## What you have to do:
Track down the lines that contain "Scroll" and copy them.

"""

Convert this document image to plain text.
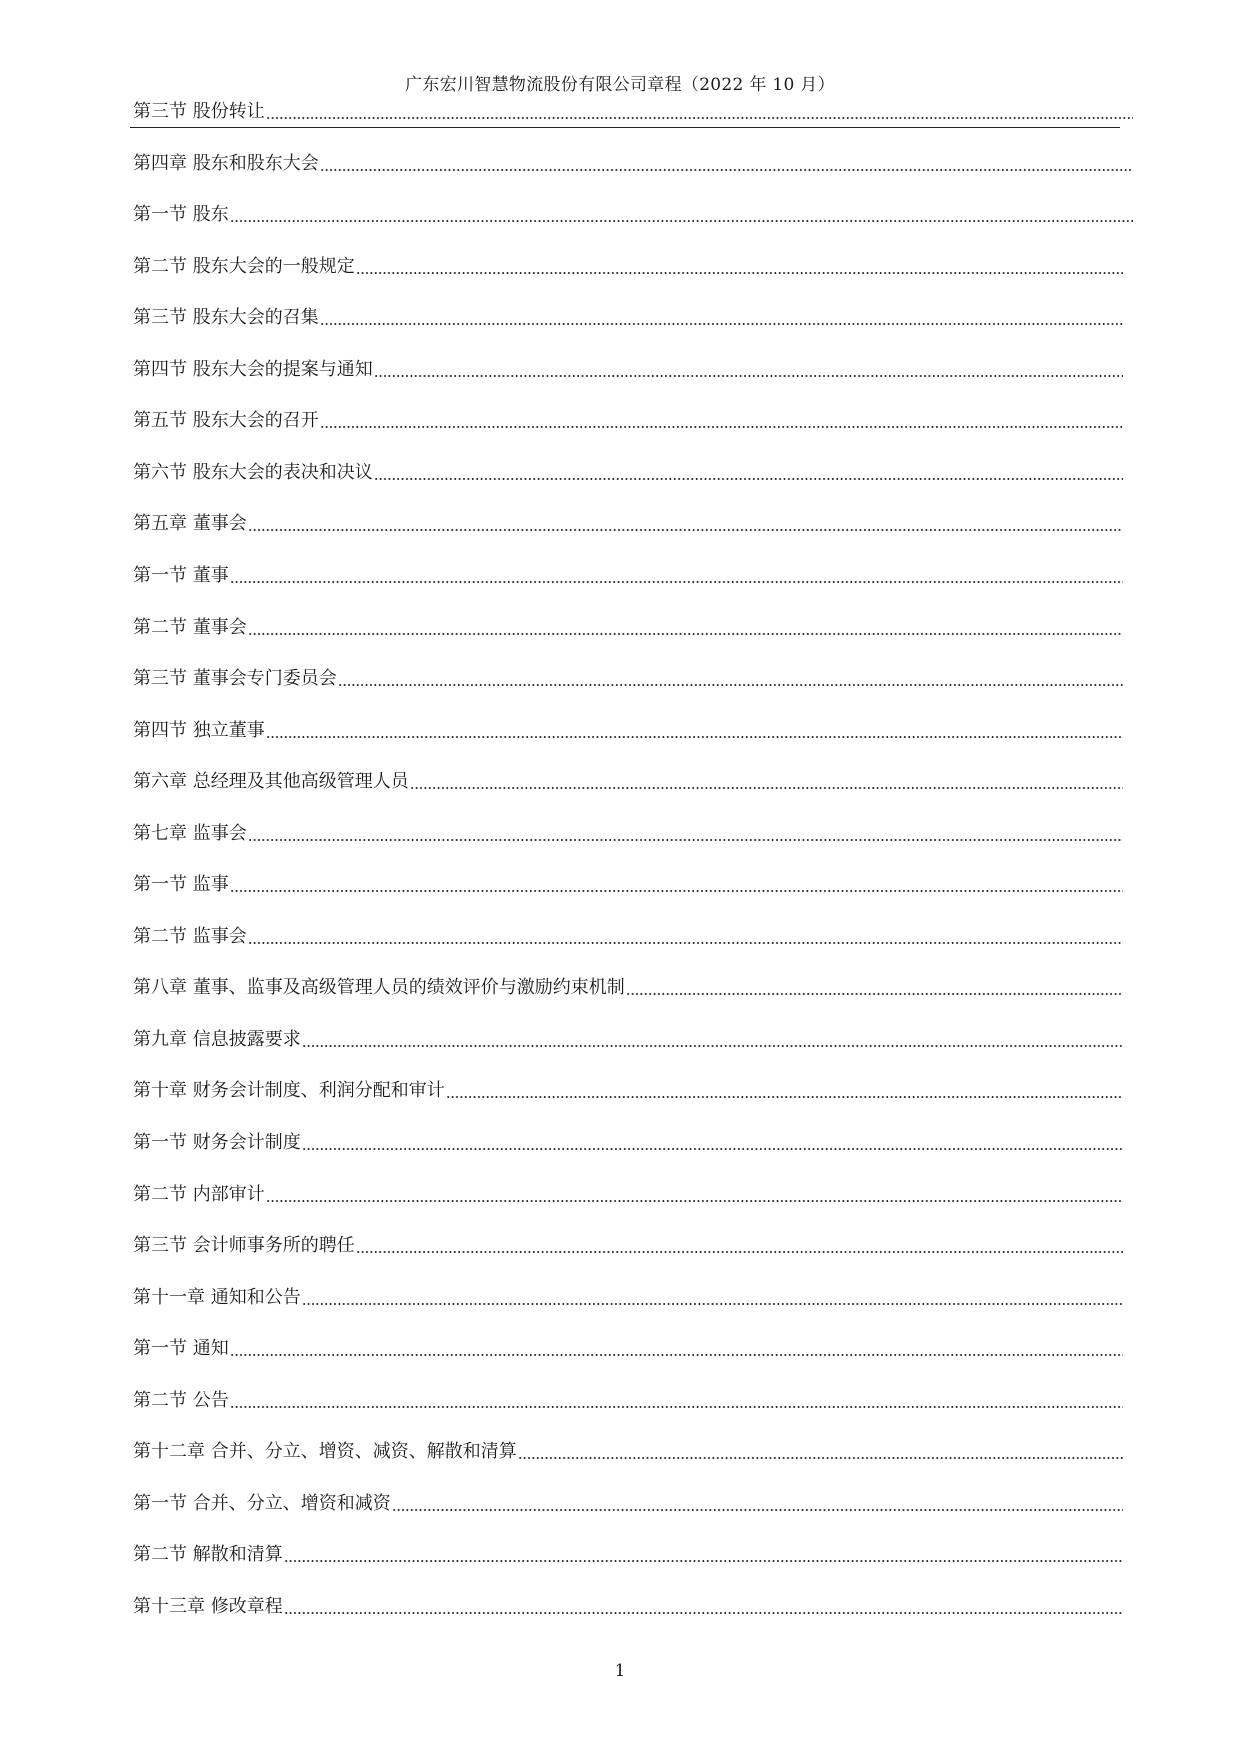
广东宏川智慧物流股份有限公司章程（2022 年 10 月）
第三节 股份转让
第四章 股东和股东大会
第一节 股东
第二节 股东大会的一般规定
第三节 股东大会的召集
第四节 股东大会的提案与通知
第五节 股东大会的召开
第六节 股东大会的表决和决议
第五章 董事会
第一节 董事
第二节 董事会
第三节 董事会专门委员会
第四节 独立董事
第六章 总经理及其他高级管理人员
第七章 监事会
第一节 监事
第二节 监事会
第八章 董事、监事及高级管理人员的绩效评价与激励约束机制
第九章 信息披露要求
第十章 财务会计制度、利润分配和审计
第一节 财务会计制度
第二节 内部审计
第三节 会计师事务所的聘任
第十一章 通知和公告
第一节 通知
第二节 公告
第十二章 合并、分立、增资、减资、解散和清算
第一节 合并、分立、增资和减资
第二节 解散和清算
第十三章 修改章程
1
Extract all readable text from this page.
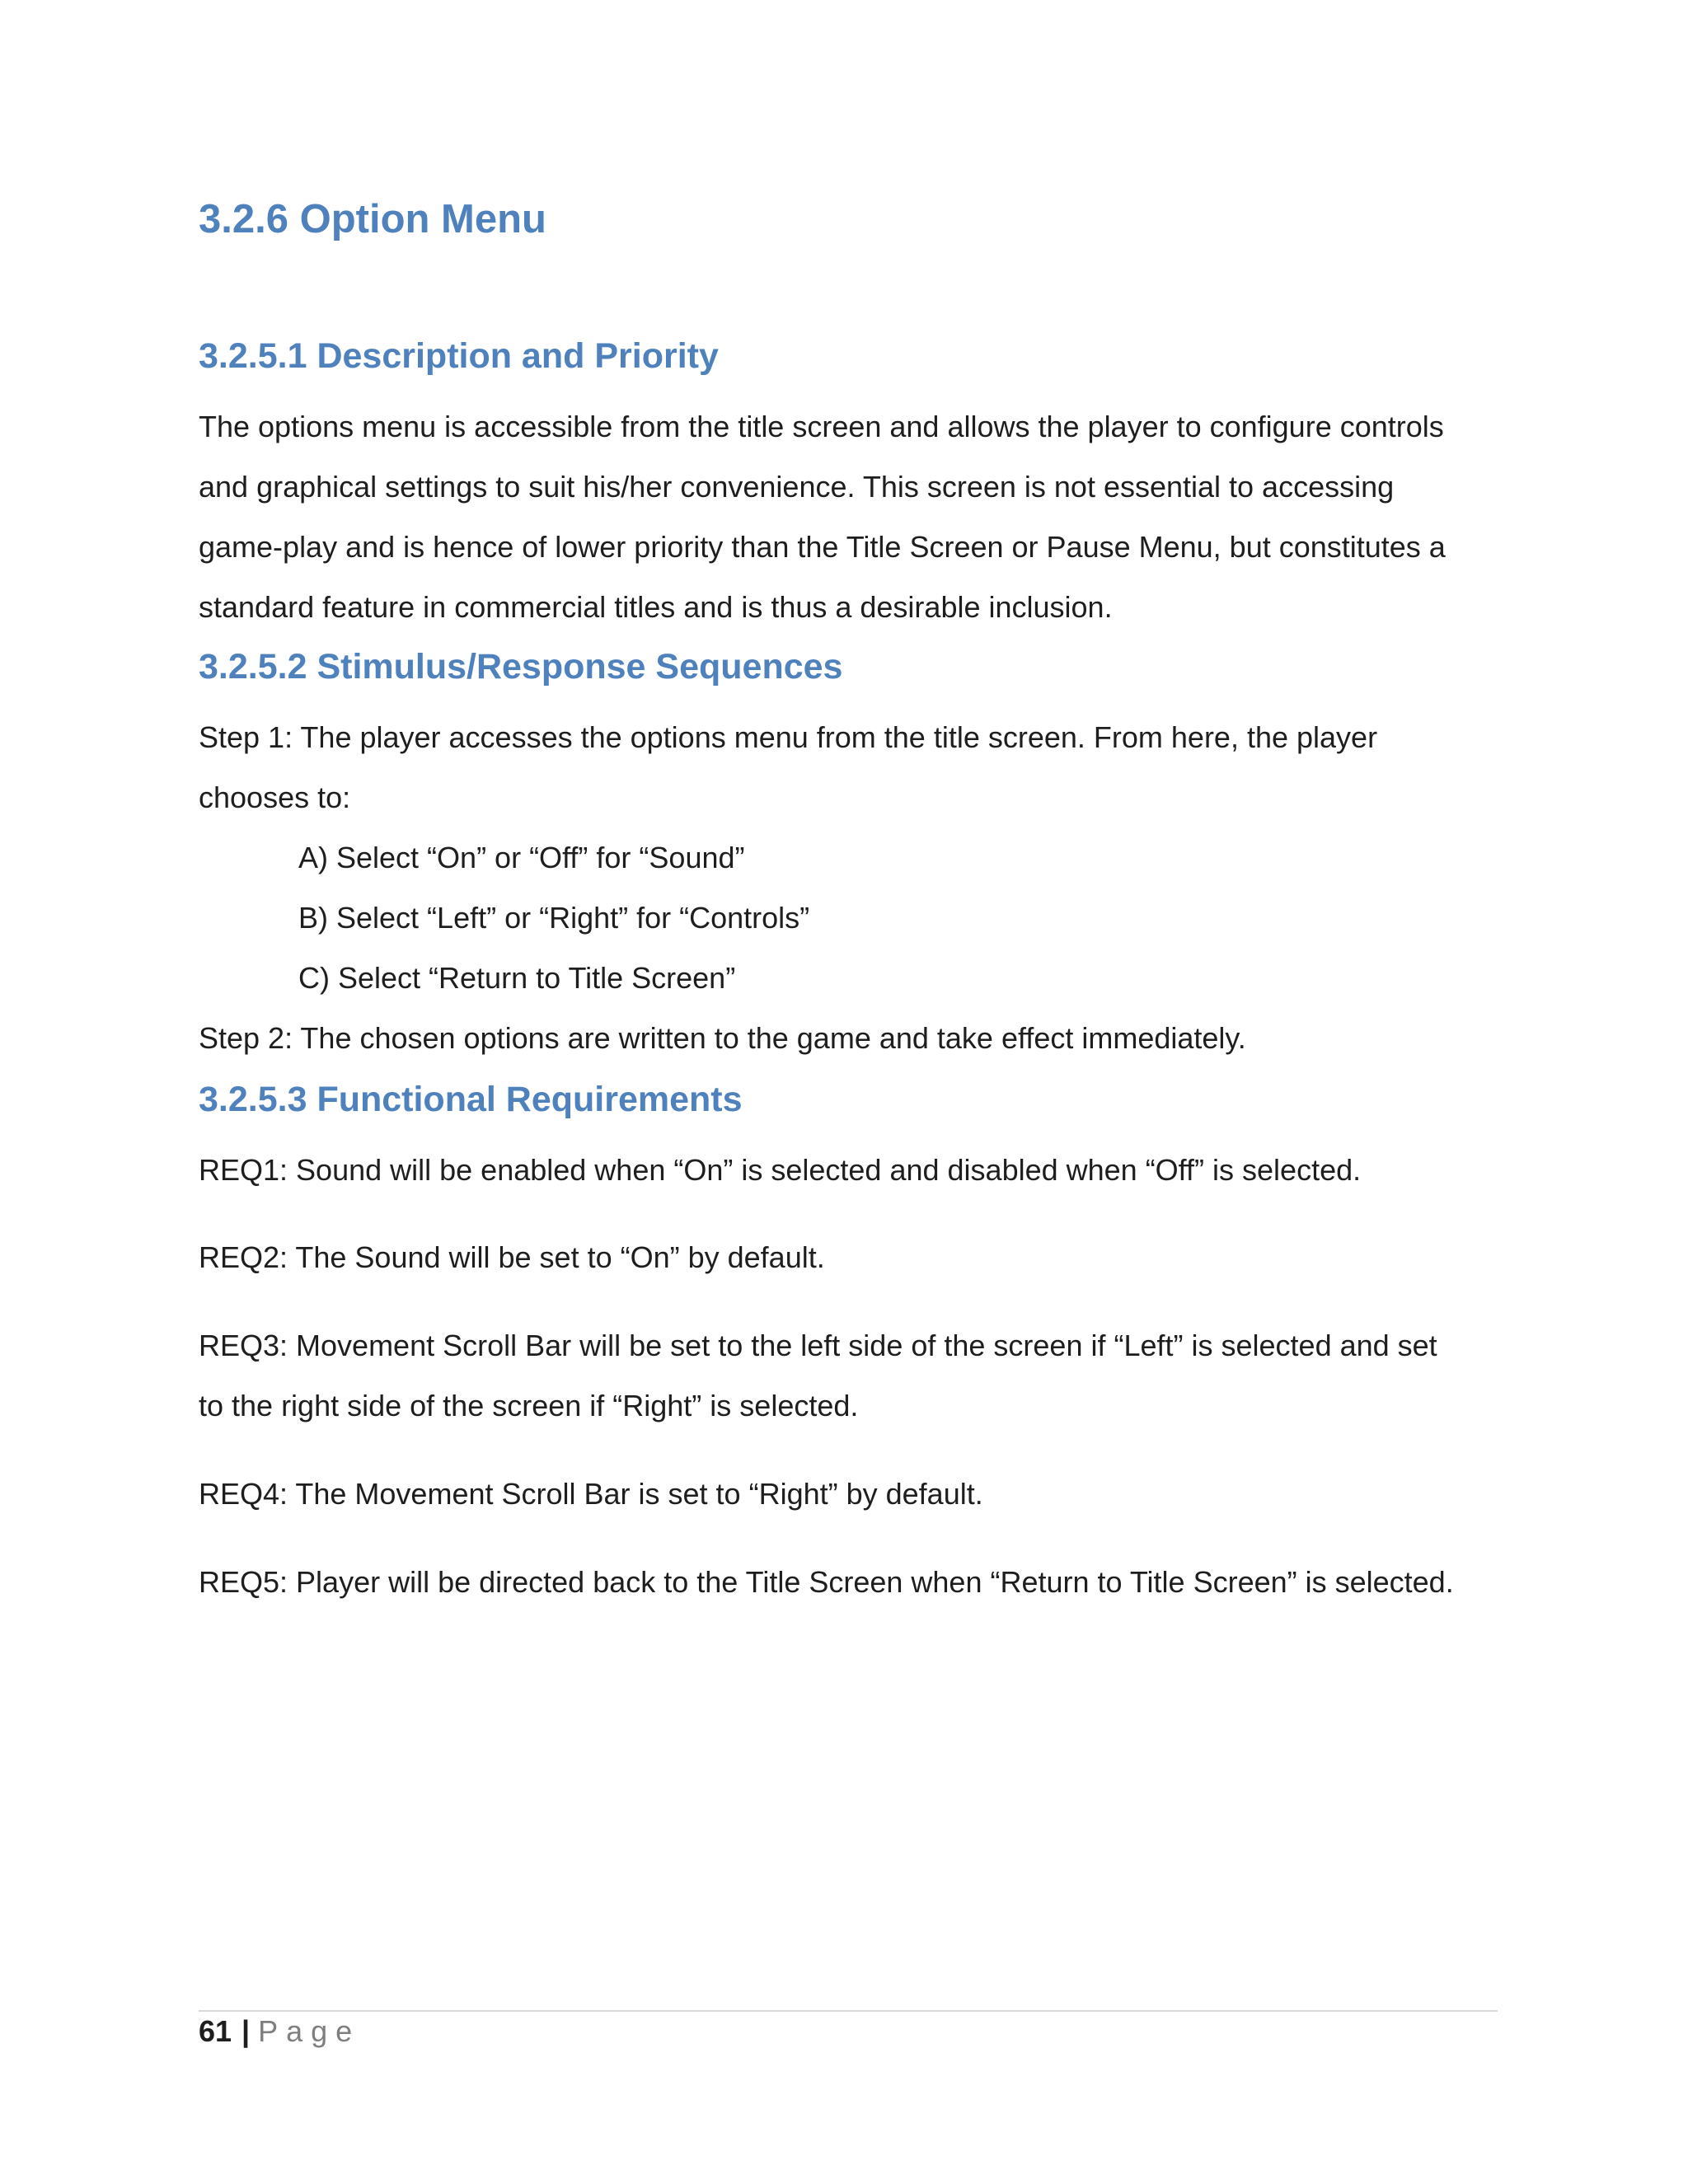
3.2.6 Option Menu
3.2.5.1 Description and Priority
The options menu is accessible from the title screen and allows the player to configure controls
and graphical settings to suit his/her convenience. This screen is not essential to accessing
game-play and is hence of lower priority than the Title Screen or Pause Menu, but constitutes a
standard feature in commercial titles and is thus a desirable inclusion.
3.2.5.2 Stimulus/Response Sequences
Step 1: The player accesses the options menu from the title screen. From here, the player
chooses to:
A) Select “On” or “Off” for “Sound”
B) Select “Left” or “Right” for “Controls”
C) Select “Return to Title Screen”
Step 2: The chosen options are written to the game and take effect immediately.
3.2.5.3 Functional Requirements
REQ1: Sound will be enabled when “On” is selected and disabled when “Off” is selected.
REQ2: The Sound will be set to “On” by default.
REQ3: Movement Scroll Bar will be set to the left side of the screen if “Left” is selected and set
to the right side of the screen if “Right” is selected.
REQ4: The Movement Scroll Bar is set to “Right” by default.
REQ5: Player will be directed back to the Title Screen when “Return to Title Screen” is selected.
61 | Page
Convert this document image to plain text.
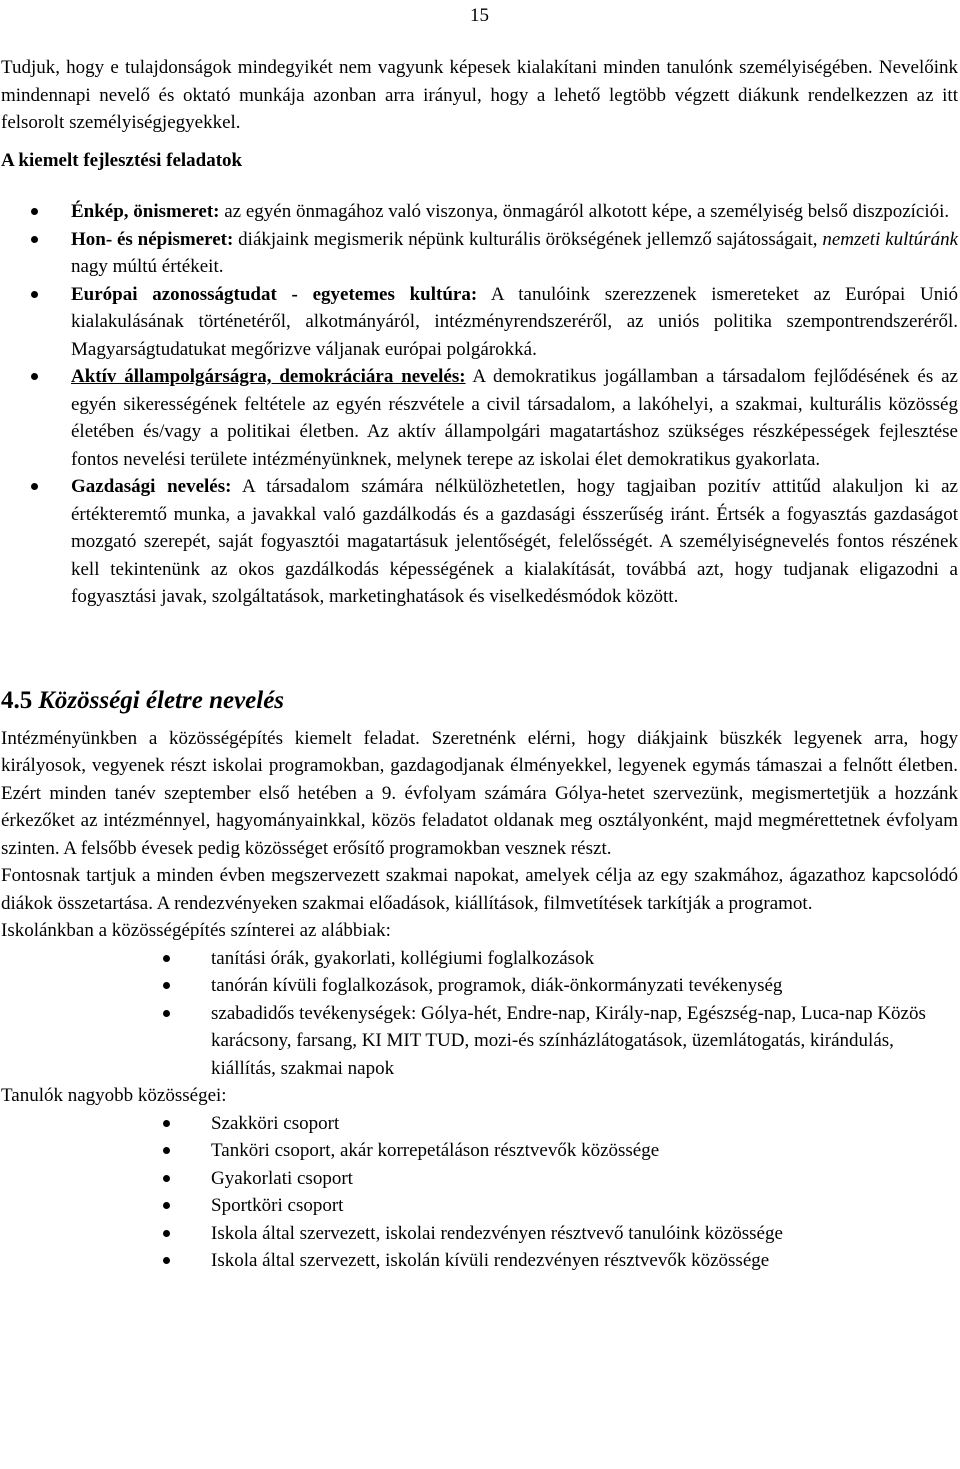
15

Tudjuk, hogy e tulajdonságok mindegyikét nem vagyunk képesek kialakítani minden tanulónk személyiségében. Nevelőink mindennapi nevelő és oktató munkája azonban arra irányul, hogy a lehető legtöbb végzett diákunk rendelkezzen az itt felsorolt személyiségjegyekkel.

A kiemelt fejlesztési feladatok

Énkép, önismeret: az egyén önmagához való viszonya, önmagáról alkotott képe, a személyiség belső diszpozíciói.
Hon- és népismeret: diákjaink megismerik népünk kulturális örökségének jellemző sajátosságait, nemzeti kultúránk nagy múltú értékeit.
Európai azonosságtudat - egyetemes kultúra: A tanulóink szerezzenek ismereteket az Európai Unió kialakulásának történetéről, alkotmányáról, intézményrendszeréről, az uniós politika szempontrendszeréről. Magyarságtudatukat megőrizve váljanak európai polgárokká.
Aktív állampolgárságra, demokráciára nevelés: A demokratikus jogállamban a társadalom fejlődésének és az egyén sikerességének feltétele az egyén részvétele a civil társadalom, a lakóhelyi, a szakmai, kulturális közösség életében és/vagy a politikai életben. Az aktív állampolgári magatartáshoz szükséges részképességek fejlesztése fontos nevelési területe intézményünknek, melynek terepe az iskolai élet demokratikus gyakorlata.
Gazdasági nevelés: A társadalom számára nélkülözhetetlen, hogy tagjaiban pozitív attitűd alakuljon ki az értékteremtő munka, a javakkal való gazdálkodás és a gazdasági ésszerűség iránt. Értsék a fogyasztás gazdaságot mozgató szerepét, saját fogyasztói magatartásuk jelentőségét, felelősségét. A személyiségnevelés fontos részének kell tekintenünk az okos gazdálkodás képességének a kialakítását, továbbá azt, hogy tudjanak eligazodni a fogyasztási javak, szolgáltatások, marketinghatások és viselkedésmódok között.
4.5 Közösségi életre nevelés

Intézményünkben a közösségépítés kiemelt feladat. Szeretnénk elérni, hogy diákjaink büszkék legyenek arra, hogy királyosok, vegyenek részt iskolai programokban, gazdagodjanak élményekkel, legyenek egymás támaszai a felnőtt életben. Ezért minden tanév szeptember első hetében a 9. évfolyam számára Gólya-hetet szervezünk, megismertetjük a hozzánk érkezőket az intézménnyel, hagyományainkkal, közös feladatot oldanak meg osztályonként, majd megmérettetnek évfolyam szinten. A felsőbb évesek pedig közösséget erősítő programokban vesznek részt.

Fontosnak tartjuk a minden évben megszervezett szakmai napokat, amelyek célja az egy szakmához, ágazathoz kapcsolódó diákok összetartása. A rendezvényeken szakmai előadások, kiállítások, filmvetítések tarkítják a programot.

Iskolánkban a közösségépítés színterei az alábbiak:

tanítási órák, gyakorlati, kollégiumi foglalkozások
tanórán kívüli foglalkozások, programok, diák-önkormányzati tevékenység
szabadidős tevékenységek: Gólya-hét, Endre-nap, Király-nap, Egészség-nap, Luca-nap Közös karácsony, farsang, KI MIT TUD, mozi-és színházlátogatások, üzemlátogatás, kirándulás, kiállítás, szakmai napok

Tanulók nagyobb közösségei:

Szakköri csoport
Tanköri csoport, akár korrepetáláson résztvevők közössége
Gyakorlati csoport
Sportköri csoport
Iskola által szervezett, iskolai rendezvényen résztvevő tanulóink közössége
Iskola által szervezett, iskolán kívüli rendezvényen résztvevők közössége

"""

## Response to the exercise:
REQ3: Movement Scroll Bar will be set to the left side of the screen if “Left” is selected and set
REQ4: The Movement Scroll Bar is set to “Right” by default.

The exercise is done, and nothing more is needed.